TASK DIRECTIONS: Everything from the line containing "Serialize everything readable" through the final line of the records must be transcribed verbatim; nothing else belongs in the result.

>> begin DATA SUPPLIED

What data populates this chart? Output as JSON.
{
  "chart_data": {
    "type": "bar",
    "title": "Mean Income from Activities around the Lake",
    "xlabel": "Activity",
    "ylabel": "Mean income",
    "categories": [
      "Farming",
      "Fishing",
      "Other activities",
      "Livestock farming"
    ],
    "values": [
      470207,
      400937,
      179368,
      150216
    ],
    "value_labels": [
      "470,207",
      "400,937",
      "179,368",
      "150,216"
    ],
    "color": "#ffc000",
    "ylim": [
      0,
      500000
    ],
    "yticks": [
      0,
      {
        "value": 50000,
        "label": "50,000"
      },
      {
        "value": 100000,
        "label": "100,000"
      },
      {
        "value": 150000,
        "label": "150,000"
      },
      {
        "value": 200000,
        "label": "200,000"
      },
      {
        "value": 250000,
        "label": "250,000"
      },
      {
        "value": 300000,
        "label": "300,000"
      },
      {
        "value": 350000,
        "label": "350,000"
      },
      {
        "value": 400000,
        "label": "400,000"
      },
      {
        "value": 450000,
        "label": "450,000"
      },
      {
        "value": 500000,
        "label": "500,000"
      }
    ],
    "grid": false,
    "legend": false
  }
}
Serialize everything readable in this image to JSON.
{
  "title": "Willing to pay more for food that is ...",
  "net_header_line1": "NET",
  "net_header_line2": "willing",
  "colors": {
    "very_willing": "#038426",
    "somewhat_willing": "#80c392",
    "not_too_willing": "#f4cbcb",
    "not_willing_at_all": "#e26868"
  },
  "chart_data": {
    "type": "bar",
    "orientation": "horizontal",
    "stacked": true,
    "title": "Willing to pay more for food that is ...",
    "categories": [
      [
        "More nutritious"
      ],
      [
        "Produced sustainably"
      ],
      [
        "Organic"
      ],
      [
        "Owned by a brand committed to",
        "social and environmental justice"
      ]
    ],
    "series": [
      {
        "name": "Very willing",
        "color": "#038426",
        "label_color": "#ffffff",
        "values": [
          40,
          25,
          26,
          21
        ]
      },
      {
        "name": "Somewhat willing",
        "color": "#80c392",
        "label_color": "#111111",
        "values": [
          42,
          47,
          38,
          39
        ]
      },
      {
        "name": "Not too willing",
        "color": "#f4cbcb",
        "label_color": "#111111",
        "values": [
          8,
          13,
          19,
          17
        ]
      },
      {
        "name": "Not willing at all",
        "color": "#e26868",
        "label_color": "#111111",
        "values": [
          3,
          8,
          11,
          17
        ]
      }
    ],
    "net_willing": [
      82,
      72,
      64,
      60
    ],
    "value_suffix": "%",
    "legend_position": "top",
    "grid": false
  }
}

>> end DATA SUPPLIED

TASK RESULT:
Serialize everything readable in this image to JSON.
{
  "title": "Willing to pay more for food that is ...",
  "net_header_line1": "NET",
  "net_header_line2": "willing",
  "colors": {
    "very_willing": "#038426",
    "somewhat_willing": "#80c392",
    "not_too_willing": "#f4cbcb",
    "not_willing_at_all": "#e26868"
  },
  "chart_data": {
    "type": "bar",
    "orientation": "horizontal",
    "stacked": true,
    "title": "Willing to pay more for food that is ...",
    "categories": [
      [
        "More nutritious"
      ],
      [
        "Produced sustainably"
      ],
      [
        "Organic"
      ],
      [
        "Owned by a brand committed to",
        "social and environmental justice"
      ]
    ],
    "series": [
      {
        "name": "Very willing",
        "color": "#038426",
        "label_color": "#ffffff",
        "values": [
          40,
          25,
          26,
          21
        ]
      },
      {
        "name": "Somewhat willing",
        "color": "#80c392",
        "label_color": "#111111",
        "values": [
          42,
          47,
          38,
          39
        ]
      },
      {
        "name": "Not too willing",
        "color": "#f4cbcb",
        "label_color": "#111111",
        "values": [
          8,
          13,
          19,
          17
        ]
      },
      {
        "name": "Not willing at all",
        "color": "#e26868",
        "label_color": "#111111",
        "values": [
          3,
          8,
          11,
          17
        ]
      }
    ],
    "net_willing": [
      82,
      72,
      64,
      60
    ],
    "value_suffix": "%",
    "legend_position": "top",
    "grid": false
  }
}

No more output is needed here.